### Source data ###

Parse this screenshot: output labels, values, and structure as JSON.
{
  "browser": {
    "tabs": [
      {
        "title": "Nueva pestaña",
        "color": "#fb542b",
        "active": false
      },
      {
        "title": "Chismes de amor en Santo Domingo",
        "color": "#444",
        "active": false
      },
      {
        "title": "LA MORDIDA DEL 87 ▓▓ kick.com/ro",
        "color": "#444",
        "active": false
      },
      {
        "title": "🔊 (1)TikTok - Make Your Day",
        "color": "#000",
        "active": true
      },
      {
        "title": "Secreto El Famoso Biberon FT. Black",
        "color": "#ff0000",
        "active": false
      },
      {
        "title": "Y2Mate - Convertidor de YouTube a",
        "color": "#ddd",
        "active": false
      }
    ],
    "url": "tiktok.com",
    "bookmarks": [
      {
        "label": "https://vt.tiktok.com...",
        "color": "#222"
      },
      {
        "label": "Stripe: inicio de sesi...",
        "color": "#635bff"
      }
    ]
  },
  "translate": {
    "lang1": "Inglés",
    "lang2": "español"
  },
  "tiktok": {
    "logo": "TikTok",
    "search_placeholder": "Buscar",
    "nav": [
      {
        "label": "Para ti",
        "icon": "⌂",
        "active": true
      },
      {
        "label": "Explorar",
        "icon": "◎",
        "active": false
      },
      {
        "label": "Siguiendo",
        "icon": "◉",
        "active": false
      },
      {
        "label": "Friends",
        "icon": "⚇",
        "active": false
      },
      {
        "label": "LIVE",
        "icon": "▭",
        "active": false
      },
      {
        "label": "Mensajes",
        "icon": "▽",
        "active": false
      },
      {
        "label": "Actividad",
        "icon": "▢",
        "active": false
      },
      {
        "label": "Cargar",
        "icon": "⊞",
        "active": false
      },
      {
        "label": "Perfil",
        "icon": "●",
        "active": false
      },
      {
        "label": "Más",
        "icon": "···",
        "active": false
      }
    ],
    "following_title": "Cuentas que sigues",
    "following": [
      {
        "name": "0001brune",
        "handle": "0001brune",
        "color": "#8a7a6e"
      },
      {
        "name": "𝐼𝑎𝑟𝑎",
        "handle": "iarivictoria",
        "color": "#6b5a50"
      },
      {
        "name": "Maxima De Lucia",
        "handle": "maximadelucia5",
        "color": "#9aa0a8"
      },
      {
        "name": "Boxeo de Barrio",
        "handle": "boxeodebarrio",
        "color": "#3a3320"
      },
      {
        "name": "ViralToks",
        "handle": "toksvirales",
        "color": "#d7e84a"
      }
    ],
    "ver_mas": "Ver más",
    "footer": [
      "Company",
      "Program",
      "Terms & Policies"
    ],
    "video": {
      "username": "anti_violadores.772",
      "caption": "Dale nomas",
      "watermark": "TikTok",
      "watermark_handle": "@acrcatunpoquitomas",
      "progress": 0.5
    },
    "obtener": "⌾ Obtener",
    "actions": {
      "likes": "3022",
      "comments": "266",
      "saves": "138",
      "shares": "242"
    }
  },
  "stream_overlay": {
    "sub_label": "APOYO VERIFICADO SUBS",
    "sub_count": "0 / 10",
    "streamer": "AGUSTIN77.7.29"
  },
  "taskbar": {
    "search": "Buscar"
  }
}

###

**Goal of the exercise**
Reproduce each entry above character for character.

**Your response**
Parse this screenshot: output labels, values, and structure as JSON.
{
  "browser": {
    "tabs": [
      {
        "title": "Nueva pestaña",
        "color": "#fb542b",
        "active": false
      },
      {
        "title": "Chismes de amor en Santo Domingo",
        "color": "#444",
        "active": false
      },
      {
        "title": "LA MORDIDA DEL 87 ▓▓ kick.com/ro",
        "color": "#444",
        "active": false
      },
      {
        "title": "🔊 (1)TikTok - Make Your Day",
        "color": "#000",
        "active": true
      },
      {
        "title": "Secreto El Famoso Biberon FT. Black",
        "color": "#ff0000",
        "active": false
      },
      {
        "title": "Y2Mate - Convertidor de YouTube a",
        "color": "#ddd",
        "active": false
      }
    ],
    "url": "tiktok.com",
    "bookmarks": [
      {
        "label": "https://vt.tiktok.com...",
        "color": "#222"
      },
      {
        "label": "Stripe: inicio de sesi...",
        "color": "#635bff"
      }
    ]
  },
  "translate": {
    "lang1": "Inglés",
    "lang2": "español"
  },
  "tiktok": {
    "logo": "TikTok",
    "search_placeholder": "Buscar",
    "nav": [
      {
        "label": "Para ti",
        "icon": "⌂",
        "active": true
      },
      {
        "label": "Explorar",
        "icon": "◎",
        "active": false
      },
      {
        "label": "Siguiendo",
        "icon": "◉",
        "active": false
      },
      {
        "label": "Friends",
        "icon": "⚇",
        "active": false
      },
      {
        "label": "LIVE",
        "icon": "▭",
        "active": false
      },
      {
        "label": "Mensajes",
        "icon": "▽",
        "active": false
      },
      {
        "label": "Actividad",
        "icon": "▢",
        "active": false
      },
      {
        "label": "Cargar",
        "icon": "⊞",
        "active": false
      },
      {
        "label": "Perfil",
        "icon": "●",
        "active": false
      },
      {
        "label": "Más",
        "icon": "···",
        "active": false
      }
    ],
    "following_title": "Cuentas que sigues",
    "following": [
      {
        "name": "0001brune",
        "handle": "0001brune",
        "color": "#8a7a6e"
      },
      {
        "name": "𝐼𝑎𝑟𝑎",
        "handle": "iarivictoria",
        "color": "#6b5a50"
      },
      {
        "name": "Maxima De Lucia",
        "handle": "maximadelucia5",
        "color": "#9aa0a8"
      },
      {
        "name": "Boxeo de Barrio",
        "handle": "boxeodebarrio",
        "color": "#3a3320"
      },
      {
        "name": "ViralToks",
        "handle": "toksvirales",
        "color": "#d7e84a"
      }
    ],
    "ver_mas": "Ver más",
    "footer": [
      "Company",
      "Program",
      "Terms & Policies"
    ],
    "video": {
      "username": "anti_violadores.772",
      "caption": "Dale nomas",
      "watermark": "TikTok",
      "watermark_handle": "@acrcatunpoquitomas",
      "progress": 0.5
    },
    "obtener": "⌾ Obtener",
    "actions": {
      "likes": "3022",
      "comments": "266",
      "saves": "138",
      "shares": "242"
    }
  },
  "stream_overlay": {
    "sub_label": "APOYO VERIFICADO SUBS",
    "sub_count": "0 / 10",
    "streamer": "AGUSTIN77.7.29"
  },
  "taskbar": {
    "search": "Buscar"
  }
}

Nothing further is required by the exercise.